**AIM:**
Repeat the listing in full. Nothing may be added or left out.

Saved entries:
┌────────

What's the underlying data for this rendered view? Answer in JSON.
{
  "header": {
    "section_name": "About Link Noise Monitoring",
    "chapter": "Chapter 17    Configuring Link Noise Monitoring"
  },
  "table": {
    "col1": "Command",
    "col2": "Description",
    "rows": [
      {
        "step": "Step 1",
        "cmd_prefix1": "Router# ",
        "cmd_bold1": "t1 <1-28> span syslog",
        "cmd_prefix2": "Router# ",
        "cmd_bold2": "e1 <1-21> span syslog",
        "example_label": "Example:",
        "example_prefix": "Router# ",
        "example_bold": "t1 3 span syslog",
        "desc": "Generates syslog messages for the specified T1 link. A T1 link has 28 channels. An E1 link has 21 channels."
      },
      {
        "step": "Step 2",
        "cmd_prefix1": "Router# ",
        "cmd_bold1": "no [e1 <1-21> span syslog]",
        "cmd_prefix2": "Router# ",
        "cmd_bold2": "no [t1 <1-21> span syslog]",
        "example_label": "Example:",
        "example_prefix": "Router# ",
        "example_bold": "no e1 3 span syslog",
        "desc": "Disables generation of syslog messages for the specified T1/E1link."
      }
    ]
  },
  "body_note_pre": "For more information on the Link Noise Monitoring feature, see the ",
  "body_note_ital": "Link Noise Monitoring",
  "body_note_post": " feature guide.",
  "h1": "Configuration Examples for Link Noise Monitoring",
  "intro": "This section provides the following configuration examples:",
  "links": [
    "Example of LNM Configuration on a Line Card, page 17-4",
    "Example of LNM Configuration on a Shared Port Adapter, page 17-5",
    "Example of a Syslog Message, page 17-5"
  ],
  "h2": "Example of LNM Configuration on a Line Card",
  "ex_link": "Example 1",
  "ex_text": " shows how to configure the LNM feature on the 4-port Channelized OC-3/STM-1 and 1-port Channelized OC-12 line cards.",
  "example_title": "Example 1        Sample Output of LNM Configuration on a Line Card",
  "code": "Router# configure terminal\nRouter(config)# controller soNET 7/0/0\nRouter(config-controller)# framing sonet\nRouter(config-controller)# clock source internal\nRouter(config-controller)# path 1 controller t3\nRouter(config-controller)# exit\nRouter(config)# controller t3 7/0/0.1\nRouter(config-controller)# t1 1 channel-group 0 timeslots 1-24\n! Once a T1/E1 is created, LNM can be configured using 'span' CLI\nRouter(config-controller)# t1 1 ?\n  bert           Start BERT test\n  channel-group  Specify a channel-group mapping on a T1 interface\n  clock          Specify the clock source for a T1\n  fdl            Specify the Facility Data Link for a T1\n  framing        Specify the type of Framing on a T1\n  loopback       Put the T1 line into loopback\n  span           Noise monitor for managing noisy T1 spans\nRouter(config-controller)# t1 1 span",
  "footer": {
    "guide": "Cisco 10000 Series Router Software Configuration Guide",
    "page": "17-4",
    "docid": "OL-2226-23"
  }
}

└────────

**SOLUTION TO THIS EXERCISE:**
What's the underlying data for this rendered view? Answer in JSON.
{
  "header": {
    "section_name": "About Link Noise Monitoring",
    "chapter": "Chapter 17    Configuring Link Noise Monitoring"
  },
  "table": {
    "col1": "Command",
    "col2": "Description",
    "rows": [
      {
        "step": "Step 1",
        "cmd_prefix1": "Router# ",
        "cmd_bold1": "t1 <1-28> span syslog",
        "cmd_prefix2": "Router# ",
        "cmd_bold2": "e1 <1-21> span syslog",
        "example_label": "Example:",
        "example_prefix": "Router# ",
        "example_bold": "t1 3 span syslog",
        "desc": "Generates syslog messages for the specified T1 link. A T1 link has 28 channels. An E1 link has 21 channels."
      },
      {
        "step": "Step 2",
        "cmd_prefix1": "Router# ",
        "cmd_bold1": "no [e1 <1-21> span syslog]",
        "cmd_prefix2": "Router# ",
        "cmd_bold2": "no [t1 <1-21> span syslog]",
        "example_label": "Example:",
        "example_prefix": "Router# ",
        "example_bold": "no e1 3 span syslog",
        "desc": "Disables generation of syslog messages for the specified T1/E1link."
      }
    ]
  },
  "body_note_pre": "For more information on the Link Noise Monitoring feature, see the ",
  "body_note_ital": "Link Noise Monitoring",
  "body_note_post": " feature guide.",
  "h1": "Configuration Examples for Link Noise Monitoring",
  "intro": "This section provides the following configuration examples:",
  "links": [
    "Example of LNM Configuration on a Line Card, page 17-4",
    "Example of LNM Configuration on a Shared Port Adapter, page 17-5",
    "Example of a Syslog Message, page 17-5"
  ],
  "h2": "Example of LNM Configuration on a Line Card",
  "ex_link": "Example 1",
  "ex_text": " shows how to configure the LNM feature on the 4-port Channelized OC-3/STM-1 and 1-port Channelized OC-12 line cards.",
  "example_title": "Example 1        Sample Output of LNM Configuration on a Line Card",
  "code": "Router# configure terminal\nRouter(config)# controller soNET 7/0/0\nRouter(config-controller)# framing sonet\nRouter(config-controller)# clock source internal\nRouter(config-controller)# path 1 controller t3\nRouter(config-controller)# exit\nRouter(config)# controller t3 7/0/0.1\nRouter(config-controller)# t1 1 channel-group 0 timeslots 1-24\n! Once a T1/E1 is created, LNM can be configured using 'span' CLI\nRouter(config-controller)# t1 1 ?\n  bert           Start BERT test\n  channel-group  Specify a channel-group mapping on a T1 interface\n  clock          Specify the clock source for a T1\n  fdl            Specify the Facility Data Link for a T1\n  framing        Specify the type of Framing on a T1\n  loopback       Put the T1 line into loopback\n  span           Noise monitor for managing noisy T1 spans\nRouter(config-controller)# t1 1 span",
  "footer": {
    "guide": "Cisco 10000 Series Router Software Configuration Guide",
    "page": "17-4",
    "docid": "OL-2226-23"
  }
}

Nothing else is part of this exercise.